Figure data in JSON:

Begin

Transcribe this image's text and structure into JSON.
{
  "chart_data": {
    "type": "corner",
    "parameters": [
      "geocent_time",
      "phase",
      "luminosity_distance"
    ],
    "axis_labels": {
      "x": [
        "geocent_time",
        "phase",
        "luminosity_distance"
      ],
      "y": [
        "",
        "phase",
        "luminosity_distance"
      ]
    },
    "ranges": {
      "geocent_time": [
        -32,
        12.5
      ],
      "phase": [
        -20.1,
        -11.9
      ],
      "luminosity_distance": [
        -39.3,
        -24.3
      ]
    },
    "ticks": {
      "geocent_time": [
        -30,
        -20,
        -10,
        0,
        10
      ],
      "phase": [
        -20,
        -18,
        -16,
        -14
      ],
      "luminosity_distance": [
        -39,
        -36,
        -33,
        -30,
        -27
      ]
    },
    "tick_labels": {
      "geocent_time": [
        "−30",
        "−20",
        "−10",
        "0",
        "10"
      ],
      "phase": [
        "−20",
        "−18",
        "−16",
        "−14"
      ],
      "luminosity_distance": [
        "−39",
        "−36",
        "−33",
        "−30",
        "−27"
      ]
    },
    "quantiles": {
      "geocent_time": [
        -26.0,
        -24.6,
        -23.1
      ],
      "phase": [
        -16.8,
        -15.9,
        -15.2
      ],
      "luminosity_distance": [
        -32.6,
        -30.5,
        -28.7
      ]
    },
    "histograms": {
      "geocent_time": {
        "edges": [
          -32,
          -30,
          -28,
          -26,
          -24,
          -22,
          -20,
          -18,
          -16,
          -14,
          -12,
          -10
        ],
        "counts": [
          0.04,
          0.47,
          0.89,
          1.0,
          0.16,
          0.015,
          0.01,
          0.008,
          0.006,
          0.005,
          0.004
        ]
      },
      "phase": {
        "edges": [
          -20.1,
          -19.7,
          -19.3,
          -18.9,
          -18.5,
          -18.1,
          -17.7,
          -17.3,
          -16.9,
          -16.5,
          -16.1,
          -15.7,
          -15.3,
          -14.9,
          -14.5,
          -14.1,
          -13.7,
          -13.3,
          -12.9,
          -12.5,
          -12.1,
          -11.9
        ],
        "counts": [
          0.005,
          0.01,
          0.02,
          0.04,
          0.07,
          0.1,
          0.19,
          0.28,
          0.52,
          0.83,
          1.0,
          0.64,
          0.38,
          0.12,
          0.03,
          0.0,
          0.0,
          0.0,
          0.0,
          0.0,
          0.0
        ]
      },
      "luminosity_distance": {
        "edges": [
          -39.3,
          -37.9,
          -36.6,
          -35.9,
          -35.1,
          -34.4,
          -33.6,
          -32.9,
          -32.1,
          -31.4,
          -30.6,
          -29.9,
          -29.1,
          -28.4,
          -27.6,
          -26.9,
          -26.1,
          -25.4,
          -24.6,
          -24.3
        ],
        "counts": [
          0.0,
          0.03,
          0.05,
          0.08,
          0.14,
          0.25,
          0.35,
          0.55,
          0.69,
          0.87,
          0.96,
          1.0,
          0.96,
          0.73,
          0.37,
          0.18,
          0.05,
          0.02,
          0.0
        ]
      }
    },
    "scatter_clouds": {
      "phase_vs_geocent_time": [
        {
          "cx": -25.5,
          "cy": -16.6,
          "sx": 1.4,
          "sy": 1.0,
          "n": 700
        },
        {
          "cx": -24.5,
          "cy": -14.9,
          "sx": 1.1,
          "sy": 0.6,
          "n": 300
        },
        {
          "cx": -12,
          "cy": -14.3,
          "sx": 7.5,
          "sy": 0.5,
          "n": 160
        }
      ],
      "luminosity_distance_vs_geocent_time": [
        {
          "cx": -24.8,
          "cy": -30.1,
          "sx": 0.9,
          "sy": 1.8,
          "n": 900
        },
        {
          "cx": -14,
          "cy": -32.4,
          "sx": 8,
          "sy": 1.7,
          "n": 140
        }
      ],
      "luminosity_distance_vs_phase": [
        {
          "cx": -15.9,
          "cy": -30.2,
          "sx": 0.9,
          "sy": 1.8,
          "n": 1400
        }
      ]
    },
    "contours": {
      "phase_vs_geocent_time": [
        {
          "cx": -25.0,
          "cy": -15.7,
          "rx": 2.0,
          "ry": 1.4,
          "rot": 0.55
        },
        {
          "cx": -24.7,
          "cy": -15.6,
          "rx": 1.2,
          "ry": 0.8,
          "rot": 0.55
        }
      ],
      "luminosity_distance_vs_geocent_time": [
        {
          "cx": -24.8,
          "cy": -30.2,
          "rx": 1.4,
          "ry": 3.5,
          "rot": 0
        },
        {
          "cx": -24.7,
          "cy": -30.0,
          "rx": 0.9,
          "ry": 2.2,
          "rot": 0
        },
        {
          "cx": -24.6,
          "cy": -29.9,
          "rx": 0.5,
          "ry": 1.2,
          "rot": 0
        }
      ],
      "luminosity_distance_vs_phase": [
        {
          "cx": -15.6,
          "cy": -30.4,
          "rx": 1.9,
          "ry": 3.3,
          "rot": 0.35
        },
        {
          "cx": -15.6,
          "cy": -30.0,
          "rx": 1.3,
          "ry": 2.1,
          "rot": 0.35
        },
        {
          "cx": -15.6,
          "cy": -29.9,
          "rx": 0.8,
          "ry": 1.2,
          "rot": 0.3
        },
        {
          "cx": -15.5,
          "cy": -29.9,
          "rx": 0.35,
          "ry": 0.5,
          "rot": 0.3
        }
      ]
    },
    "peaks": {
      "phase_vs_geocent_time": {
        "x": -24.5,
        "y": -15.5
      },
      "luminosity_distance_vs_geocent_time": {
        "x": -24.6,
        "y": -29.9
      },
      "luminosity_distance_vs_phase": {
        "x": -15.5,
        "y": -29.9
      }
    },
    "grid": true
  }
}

End

Please return the data above exactly as given.

Transcribe this image's text and structure into JSON.
{
  "chart_data": {
    "type": "corner",
    "parameters": [
      "geocent_time",
      "phase",
      "luminosity_distance"
    ],
    "axis_labels": {
      "x": [
        "geocent_time",
        "phase",
        "luminosity_distance"
      ],
      "y": [
        "",
        "phase",
        "luminosity_distance"
      ]
    },
    "ranges": {
      "geocent_time": [
        -32,
        12.5
      ],
      "phase": [
        -20.1,
        -11.9
      ],
      "luminosity_distance": [
        -39.3,
        -24.3
      ]
    },
    "ticks": {
      "geocent_time": [
        -30,
        -20,
        -10,
        0,
        10
      ],
      "phase": [
        -20,
        -18,
        -16,
        -14
      ],
      "luminosity_distance": [
        -39,
        -36,
        -33,
        -30,
        -27
      ]
    },
    "tick_labels": {
      "geocent_time": [
        "−30",
        "−20",
        "−10",
        "0",
        "10"
      ],
      "phase": [
        "−20",
        "−18",
        "−16",
        "−14"
      ],
      "luminosity_distance": [
        "−39",
        "−36",
        "−33",
        "−30",
        "−27"
      ]
    },
    "quantiles": {
      "geocent_time": [
        -26.0,
        -24.6,
        -23.1
      ],
      "phase": [
        -16.8,
        -15.9,
        -15.2
      ],
      "luminosity_distance": [
        -32.6,
        -30.5,
        -28.7
      ]
    },
    "histograms": {
      "geocent_time": {
        "edges": [
          -32,
          -30,
          -28,
          -26,
          -24,
          -22,
          -20,
          -18,
          -16,
          -14,
          -12,
          -10
        ],
        "counts": [
          0.04,
          0.47,
          0.89,
          1.0,
          0.16,
          0.015,
          0.01,
          0.008,
          0.006,
          0.005,
          0.004
        ]
      },
      "phase": {
        "edges": [
          -20.1,
          -19.7,
          -19.3,
          -18.9,
          -18.5,
          -18.1,
          -17.7,
          -17.3,
          -16.9,
          -16.5,
          -16.1,
          -15.7,
          -15.3,
          -14.9,
          -14.5,
          -14.1,
          -13.7,
          -13.3,
          -12.9,
          -12.5,
          -12.1,
          -11.9
        ],
        "counts": [
          0.005,
          0.01,
          0.02,
          0.04,
          0.07,
          0.1,
          0.19,
          0.28,
          0.52,
          0.83,
          1.0,
          0.64,
          0.38,
          0.12,
          0.03,
          0.0,
          0.0,
          0.0,
          0.0,
          0.0,
          0.0
        ]
      },
      "luminosity_distance": {
        "edges": [
          -39.3,
          -37.9,
          -36.6,
          -35.9,
          -35.1,
          -34.4,
          -33.6,
          -32.9,
          -32.1,
          -31.4,
          -30.6,
          -29.9,
          -29.1,
          -28.4,
          -27.6,
          -26.9,
          -26.1,
          -25.4,
          -24.6,
          -24.3
        ],
        "counts": [
          0.0,
          0.03,
          0.05,
          0.08,
          0.14,
          0.25,
          0.35,
          0.55,
          0.69,
          0.87,
          0.96,
          1.0,
          0.96,
          0.73,
          0.37,
          0.18,
          0.05,
          0.02,
          0.0
        ]
      }
    },
    "scatter_clouds": {
      "phase_vs_geocent_time": [
        {
          "cx": -25.5,
          "cy": -16.6,
          "sx": 1.4,
          "sy": 1.0,
          "n": 700
        },
        {
          "cx": -24.5,
          "cy": -14.9,
          "sx": 1.1,
          "sy": 0.6,
          "n": 300
        },
        {
          "cx": -12,
          "cy": -14.3,
          "sx": 7.5,
          "sy": 0.5,
          "n": 160
        }
      ],
      "luminosity_distance_vs_geocent_time": [
        {
          "cx": -24.8,
          "cy": -30.1,
          "sx": 0.9,
          "sy": 1.8,
          "n": 900
        },
        {
          "cx": -14,
          "cy": -32.4,
          "sx": 8,
          "sy": 1.7,
          "n": 140
        }
      ],
      "luminosity_distance_vs_phase": [
        {
          "cx": -15.9,
          "cy": -30.2,
          "sx": 0.9,
          "sy": 1.8,
          "n": 1400
        }
      ]
    },
    "contours": {
      "phase_vs_geocent_time": [
        {
          "cx": -25.0,
          "cy": -15.7,
          "rx": 2.0,
          "ry": 1.4,
          "rot": 0.55
        },
        {
          "cx": -24.7,
          "cy": -15.6,
          "rx": 1.2,
          "ry": 0.8,
          "rot": 0.55
        }
      ],
      "luminosity_distance_vs_geocent_time": [
        {
          "cx": -24.8,
          "cy": -30.2,
          "rx": 1.4,
          "ry": 3.5,
          "rot": 0
        },
        {
          "cx": -24.7,
          "cy": -30.0,
          "rx": 0.9,
          "ry": 2.2,
          "rot": 0
        },
        {
          "cx": -24.6,
          "cy": -29.9,
          "rx": 0.5,
          "ry": 1.2,
          "rot": 0
        }
      ],
      "luminosity_distance_vs_phase": [
        {
          "cx": -15.6,
          "cy": -30.4,
          "rx": 1.9,
          "ry": 3.3,
          "rot": 0.35
        },
        {
          "cx": -15.6,
          "cy": -30.0,
          "rx": 1.3,
          "ry": 2.1,
          "rot": 0.35
        },
        {
          "cx": -15.6,
          "cy": -29.9,
          "rx": 0.8,
          "ry": 1.2,
          "rot": 0.3
        },
        {
          "cx": -15.5,
          "cy": -29.9,
          "rx": 0.35,
          "ry": 0.5,
          "rot": 0.3
        }
      ]
    },
    "peaks": {
      "phase_vs_geocent_time": {
        "x": -24.5,
        "y": -15.5
      },
      "luminosity_distance_vs_geocent_time": {
        "x": -24.6,
        "y": -29.9
      },
      "luminosity_distance_vs_phase": {
        "x": -15.5,
        "y": -29.9
      }
    },
    "grid": true
  }
}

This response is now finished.